— Start of LISTING —
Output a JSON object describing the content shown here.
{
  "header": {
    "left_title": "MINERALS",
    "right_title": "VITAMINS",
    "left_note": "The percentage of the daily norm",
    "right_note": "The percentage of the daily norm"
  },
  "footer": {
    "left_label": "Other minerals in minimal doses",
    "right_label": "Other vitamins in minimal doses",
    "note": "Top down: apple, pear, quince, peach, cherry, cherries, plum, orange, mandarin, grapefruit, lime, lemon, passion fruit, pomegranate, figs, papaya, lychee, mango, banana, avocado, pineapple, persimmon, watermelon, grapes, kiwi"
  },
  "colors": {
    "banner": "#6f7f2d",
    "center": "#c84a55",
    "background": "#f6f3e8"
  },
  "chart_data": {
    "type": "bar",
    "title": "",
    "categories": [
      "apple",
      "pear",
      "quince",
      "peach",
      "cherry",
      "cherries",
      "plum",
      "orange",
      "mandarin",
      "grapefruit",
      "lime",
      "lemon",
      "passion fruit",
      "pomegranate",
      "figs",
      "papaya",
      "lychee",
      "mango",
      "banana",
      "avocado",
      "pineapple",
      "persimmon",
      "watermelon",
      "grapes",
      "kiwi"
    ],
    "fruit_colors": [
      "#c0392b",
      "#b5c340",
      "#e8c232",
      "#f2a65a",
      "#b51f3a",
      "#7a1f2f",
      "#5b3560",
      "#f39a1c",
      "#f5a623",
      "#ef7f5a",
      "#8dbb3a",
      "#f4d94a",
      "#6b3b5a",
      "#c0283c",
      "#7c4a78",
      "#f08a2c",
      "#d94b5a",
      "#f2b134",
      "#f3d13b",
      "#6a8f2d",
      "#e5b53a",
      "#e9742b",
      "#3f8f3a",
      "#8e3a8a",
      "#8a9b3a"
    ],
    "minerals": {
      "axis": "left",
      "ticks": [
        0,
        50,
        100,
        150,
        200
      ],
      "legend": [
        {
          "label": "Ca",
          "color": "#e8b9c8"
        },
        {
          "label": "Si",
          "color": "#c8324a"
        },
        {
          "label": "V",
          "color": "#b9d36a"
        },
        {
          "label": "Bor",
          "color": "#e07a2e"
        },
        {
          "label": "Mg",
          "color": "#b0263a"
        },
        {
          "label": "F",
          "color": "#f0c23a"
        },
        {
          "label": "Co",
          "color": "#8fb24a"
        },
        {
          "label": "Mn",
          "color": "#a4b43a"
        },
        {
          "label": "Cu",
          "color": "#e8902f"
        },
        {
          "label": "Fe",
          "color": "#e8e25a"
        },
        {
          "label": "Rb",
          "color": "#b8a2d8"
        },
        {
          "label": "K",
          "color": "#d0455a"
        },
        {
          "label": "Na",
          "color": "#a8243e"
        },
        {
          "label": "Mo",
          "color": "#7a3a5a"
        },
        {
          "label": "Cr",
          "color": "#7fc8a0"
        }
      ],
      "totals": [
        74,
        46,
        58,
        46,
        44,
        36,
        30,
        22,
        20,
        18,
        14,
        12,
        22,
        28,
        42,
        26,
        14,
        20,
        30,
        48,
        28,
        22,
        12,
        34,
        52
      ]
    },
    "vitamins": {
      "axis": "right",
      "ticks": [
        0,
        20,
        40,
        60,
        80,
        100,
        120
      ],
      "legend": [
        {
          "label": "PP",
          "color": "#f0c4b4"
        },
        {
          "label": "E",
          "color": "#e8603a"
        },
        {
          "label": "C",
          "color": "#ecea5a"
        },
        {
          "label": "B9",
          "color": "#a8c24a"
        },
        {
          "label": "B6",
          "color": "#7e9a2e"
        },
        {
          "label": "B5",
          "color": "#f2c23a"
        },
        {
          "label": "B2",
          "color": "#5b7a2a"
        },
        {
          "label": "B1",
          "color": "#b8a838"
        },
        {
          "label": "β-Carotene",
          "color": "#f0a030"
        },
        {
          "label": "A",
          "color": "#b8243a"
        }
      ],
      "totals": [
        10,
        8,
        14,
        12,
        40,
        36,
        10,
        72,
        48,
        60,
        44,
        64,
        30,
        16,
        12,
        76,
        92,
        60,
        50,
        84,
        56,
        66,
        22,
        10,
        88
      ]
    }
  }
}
— End of LISTING —
• EXERCISE DIRECTIONS: Return all of the data word for word.

• EXPECTED OUTPUT:
Output a JSON object describing the content shown here.
{
  "header": {
    "left_title": "MINERALS",
    "right_title": "VITAMINS",
    "left_note": "The percentage of the daily norm",
    "right_note": "The percentage of the daily norm"
  },
  "footer": {
    "left_label": "Other minerals in minimal doses",
    "right_label": "Other vitamins in minimal doses",
    "note": "Top down: apple, pear, quince, peach, cherry, cherries, plum, orange, mandarin, grapefruit, lime, lemon, passion fruit, pomegranate, figs, papaya, lychee, mango, banana, avocado, pineapple, persimmon, watermelon, grapes, kiwi"
  },
  "colors": {
    "banner": "#6f7f2d",
    "center": "#c84a55",
    "background": "#f6f3e8"
  },
  "chart_data": {
    "type": "bar",
    "title": "",
    "categories": [
      "apple",
      "pear",
      "quince",
      "peach",
      "cherry",
      "cherries",
      "plum",
      "orange",
      "mandarin",
      "grapefruit",
      "lime",
      "lemon",
      "passion fruit",
      "pomegranate",
      "figs",
      "papaya",
      "lychee",
      "mango",
      "banana",
      "avocado",
      "pineapple",
      "persimmon",
      "watermelon",
      "grapes",
      "kiwi"
    ],
    "fruit_colors": [
      "#c0392b",
      "#b5c340",
      "#e8c232",
      "#f2a65a",
      "#b51f3a",
      "#7a1f2f",
      "#5b3560",
      "#f39a1c",
      "#f5a623",
      "#ef7f5a",
      "#8dbb3a",
      "#f4d94a",
      "#6b3b5a",
      "#c0283c",
      "#7c4a78",
      "#f08a2c",
      "#d94b5a",
      "#f2b134",
      "#f3d13b",
      "#6a8f2d",
      "#e5b53a",
      "#e9742b",
      "#3f8f3a",
      "#8e3a8a",
      "#8a9b3a"
    ],
    "minerals": {
      "axis": "left",
      "ticks": [
        0,
        50,
        100,
        150,
        200
      ],
      "legend": [
        {
          "label": "Ca",
          "color": "#e8b9c8"
        },
        {
          "label": "Si",
          "color": "#c8324a"
        },
        {
          "label": "V",
          "color": "#b9d36a"
        },
        {
          "label": "Bor",
          "color": "#e07a2e"
        },
        {
          "label": "Mg",
          "color": "#b0263a"
        },
        {
          "label": "F",
          "color": "#f0c23a"
        },
        {
          "label": "Co",
          "color": "#8fb24a"
        },
        {
          "label": "Mn",
          "color": "#a4b43a"
        },
        {
          "label": "Cu",
          "color": "#e8902f"
        },
        {
          "label": "Fe",
          "color": "#e8e25a"
        },
        {
          "label": "Rb",
          "color": "#b8a2d8"
        },
        {
          "label": "K",
          "color": "#d0455a"
        },
        {
          "label": "Na",
          "color": "#a8243e"
        },
        {
          "label": "Mo",
          "color": "#7a3a5a"
        },
        {
          "label": "Cr",
          "color": "#7fc8a0"
        }
      ],
      "totals": [
        74,
        46,
        58,
        46,
        44,
        36,
        30,
        22,
        20,
        18,
        14,
        12,
        22,
        28,
        42,
        26,
        14,
        20,
        30,
        48,
        28,
        22,
        12,
        34,
        52
      ]
    },
    "vitamins": {
      "axis": "right",
      "ticks": [
        0,
        20,
        40,
        60,
        80,
        100,
        120
      ],
      "legend": [
        {
          "label": "PP",
          "color": "#f0c4b4"
        },
        {
          "label": "E",
          "color": "#e8603a"
        },
        {
          "label": "C",
          "color": "#ecea5a"
        },
        {
          "label": "B9",
          "color": "#a8c24a"
        },
        {
          "label": "B6",
          "color": "#7e9a2e"
        },
        {
          "label": "B5",
          "color": "#f2c23a"
        },
        {
          "label": "B2",
          "color": "#5b7a2a"
        },
        {
          "label": "B1",
          "color": "#b8a838"
        },
        {
          "label": "β-Carotene",
          "color": "#f0a030"
        },
        {
          "label": "A",
          "color": "#b8243a"
        }
      ],
      "totals": [
        10,
        8,
        14,
        12,
        40,
        36,
        10,
        72,
        48,
        60,
        44,
        64,
        30,
        16,
        12,
        76,
        92,
        60,
        50,
        84,
        56,
        66,
        22,
        10,
        88
      ]
    }
  }
}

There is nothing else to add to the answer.